Stored data entries:
########

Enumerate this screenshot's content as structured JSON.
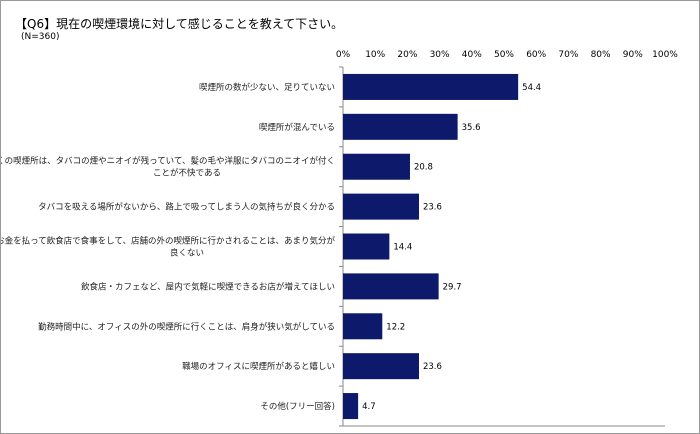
{
  "chart_data": {
    "type": "bar",
    "orientation": "horizontal",
    "title": "【Q6】現在の喫煙環境に対して感じることを教えて下さい。",
    "subtitle": "(N=360)",
    "categories": [
      [
        "喫煙所の数が少ない、足りていない"
      ],
      [
        "喫煙所が混んでいる"
      ],
      [
        "多くの喫煙所は、タバコの煙やニオイが残っていて、髪の毛や洋服にタバコのニオイが付く",
        "ことが不快である"
      ],
      [
        "タバコを吸える場所がないから、路上で吸ってしまう人の気持ちが良く分かる"
      ],
      [
        "お金を払って飲食店で食事をして、店舗の外の喫煙所に行かされることは、あまり気分が",
        "良くない"
      ],
      [
        "飲食店・カフェなど、屋内で気軽に喫煙できるお店が増えてほしい"
      ],
      [
        "勤務時間中に、オフィスの外の喫煙所に行くことは、肩身が狭い気がしている"
      ],
      [
        "職場のオフィスに喫煙所があると嬉しい"
      ],
      [
        "その他(フリー回答)"
      ]
    ],
    "values": [
      54.4,
      35.6,
      20.8,
      23.6,
      14.4,
      29.7,
      12.2,
      23.6,
      4.7
    ],
    "xlim": [
      0,
      100
    ],
    "ticks": [
      "0%",
      "10%",
      "20%",
      "30%",
      "40%",
      "50%",
      "60%",
      "70%",
      "80%",
      "90%",
      "100%"
    ],
    "axis_position": "top",
    "grid": false,
    "bar_color": "#0d1a6b"
  }
}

########

What this task involves » Retype the whole listing, keeping every line identical and omitting all pictures.

Solved problem »
Enumerate this screenshot's content as structured JSON.
{
  "chart_data": {
    "type": "bar",
    "orientation": "horizontal",
    "title": "【Q6】現在の喫煙環境に対して感じることを教えて下さい。",
    "subtitle": "(N=360)",
    "categories": [
      [
        "喫煙所の数が少ない、足りていない"
      ],
      [
        "喫煙所が混んでいる"
      ],
      [
        "多くの喫煙所は、タバコの煙やニオイが残っていて、髪の毛や洋服にタバコのニオイが付く",
        "ことが不快である"
      ],
      [
        "タバコを吸える場所がないから、路上で吸ってしまう人の気持ちが良く分かる"
      ],
      [
        "お金を払って飲食店で食事をして、店舗の外の喫煙所に行かされることは、あまり気分が",
        "良くない"
      ],
      [
        "飲食店・カフェなど、屋内で気軽に喫煙できるお店が増えてほしい"
      ],
      [
        "勤務時間中に、オフィスの外の喫煙所に行くことは、肩身が狭い気がしている"
      ],
      [
        "職場のオフィスに喫煙所があると嬉しい"
      ],
      [
        "その他(フリー回答)"
      ]
    ],
    "values": [
      54.4,
      35.6,
      20.8,
      23.6,
      14.4,
      29.7,
      12.2,
      23.6,
      4.7
    ],
    "xlim": [
      0,
      100
    ],
    "ticks": [
      "0%",
      "10%",
      "20%",
      "30%",
      "40%",
      "50%",
      "60%",
      "70%",
      "80%",
      "90%",
      "100%"
    ],
    "axis_position": "top",
    "grid": false,
    "bar_color": "#0d1a6b"
  }
}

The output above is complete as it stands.